Problem statement
Give only the number of lines in the data that contain the word "Care".

Items
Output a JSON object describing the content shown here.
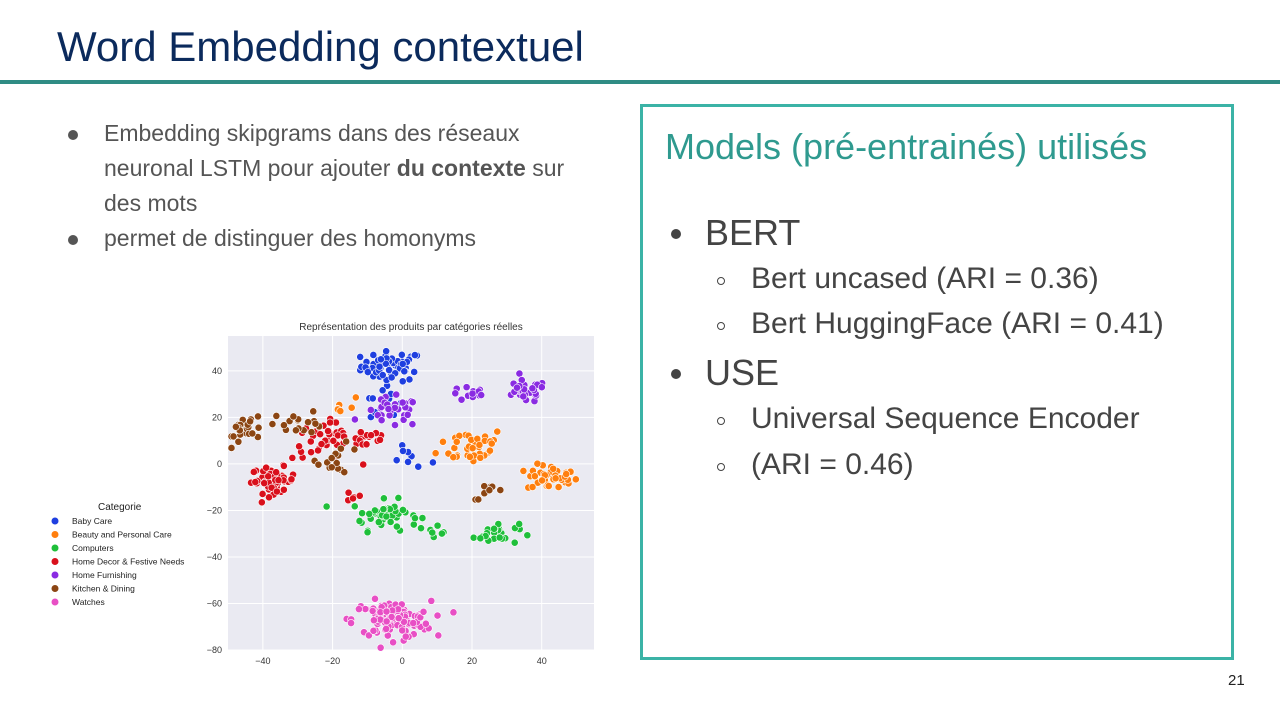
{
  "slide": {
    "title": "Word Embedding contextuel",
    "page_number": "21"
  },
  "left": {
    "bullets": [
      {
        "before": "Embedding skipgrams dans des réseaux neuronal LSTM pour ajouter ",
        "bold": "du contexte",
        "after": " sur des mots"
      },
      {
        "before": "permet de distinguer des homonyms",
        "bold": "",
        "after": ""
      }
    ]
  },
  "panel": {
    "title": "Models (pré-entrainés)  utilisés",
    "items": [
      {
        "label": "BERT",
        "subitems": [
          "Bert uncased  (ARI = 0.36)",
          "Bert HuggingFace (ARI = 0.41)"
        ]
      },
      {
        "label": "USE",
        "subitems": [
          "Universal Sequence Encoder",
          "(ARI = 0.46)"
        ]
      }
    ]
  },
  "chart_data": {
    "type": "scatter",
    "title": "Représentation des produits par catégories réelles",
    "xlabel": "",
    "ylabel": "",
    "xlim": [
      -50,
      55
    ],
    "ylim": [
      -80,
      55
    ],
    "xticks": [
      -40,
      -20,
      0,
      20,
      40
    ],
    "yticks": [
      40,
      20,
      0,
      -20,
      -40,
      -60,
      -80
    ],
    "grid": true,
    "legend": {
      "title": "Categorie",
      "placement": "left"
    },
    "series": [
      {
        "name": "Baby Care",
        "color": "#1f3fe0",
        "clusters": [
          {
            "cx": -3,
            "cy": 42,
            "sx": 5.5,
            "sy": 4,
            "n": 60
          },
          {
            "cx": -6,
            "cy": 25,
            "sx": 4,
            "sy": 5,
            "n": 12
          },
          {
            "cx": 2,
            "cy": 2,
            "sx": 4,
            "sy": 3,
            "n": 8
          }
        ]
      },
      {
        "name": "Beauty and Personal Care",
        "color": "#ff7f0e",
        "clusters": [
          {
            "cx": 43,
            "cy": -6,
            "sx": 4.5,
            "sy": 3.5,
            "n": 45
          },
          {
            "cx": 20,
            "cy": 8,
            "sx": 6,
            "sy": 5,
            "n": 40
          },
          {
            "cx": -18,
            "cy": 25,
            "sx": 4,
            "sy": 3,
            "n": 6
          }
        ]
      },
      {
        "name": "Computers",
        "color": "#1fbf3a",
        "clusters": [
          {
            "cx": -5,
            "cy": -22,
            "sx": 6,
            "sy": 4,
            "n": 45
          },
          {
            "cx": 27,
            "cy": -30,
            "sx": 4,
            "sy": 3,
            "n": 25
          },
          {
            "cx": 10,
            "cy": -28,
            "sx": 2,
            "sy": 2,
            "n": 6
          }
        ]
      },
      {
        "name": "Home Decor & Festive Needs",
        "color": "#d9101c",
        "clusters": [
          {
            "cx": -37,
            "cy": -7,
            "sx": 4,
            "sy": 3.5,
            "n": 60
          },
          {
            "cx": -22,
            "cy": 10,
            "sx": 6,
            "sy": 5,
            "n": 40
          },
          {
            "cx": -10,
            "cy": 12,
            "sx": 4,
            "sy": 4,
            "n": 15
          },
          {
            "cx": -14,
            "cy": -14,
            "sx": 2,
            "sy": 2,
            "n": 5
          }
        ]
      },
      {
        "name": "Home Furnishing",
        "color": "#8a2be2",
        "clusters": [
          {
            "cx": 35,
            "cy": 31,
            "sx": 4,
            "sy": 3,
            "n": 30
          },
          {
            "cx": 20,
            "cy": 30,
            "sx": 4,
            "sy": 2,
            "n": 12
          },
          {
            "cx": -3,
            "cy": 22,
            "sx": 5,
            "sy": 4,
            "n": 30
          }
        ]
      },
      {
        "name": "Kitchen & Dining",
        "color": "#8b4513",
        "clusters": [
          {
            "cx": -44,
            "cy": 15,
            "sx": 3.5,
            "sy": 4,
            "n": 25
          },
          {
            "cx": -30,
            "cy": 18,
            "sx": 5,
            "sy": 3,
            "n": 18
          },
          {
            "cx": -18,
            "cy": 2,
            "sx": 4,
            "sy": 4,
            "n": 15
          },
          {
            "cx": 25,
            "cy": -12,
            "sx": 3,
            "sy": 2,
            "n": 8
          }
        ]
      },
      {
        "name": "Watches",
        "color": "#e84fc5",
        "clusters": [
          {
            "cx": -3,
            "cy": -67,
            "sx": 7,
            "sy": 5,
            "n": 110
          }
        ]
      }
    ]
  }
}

Result
2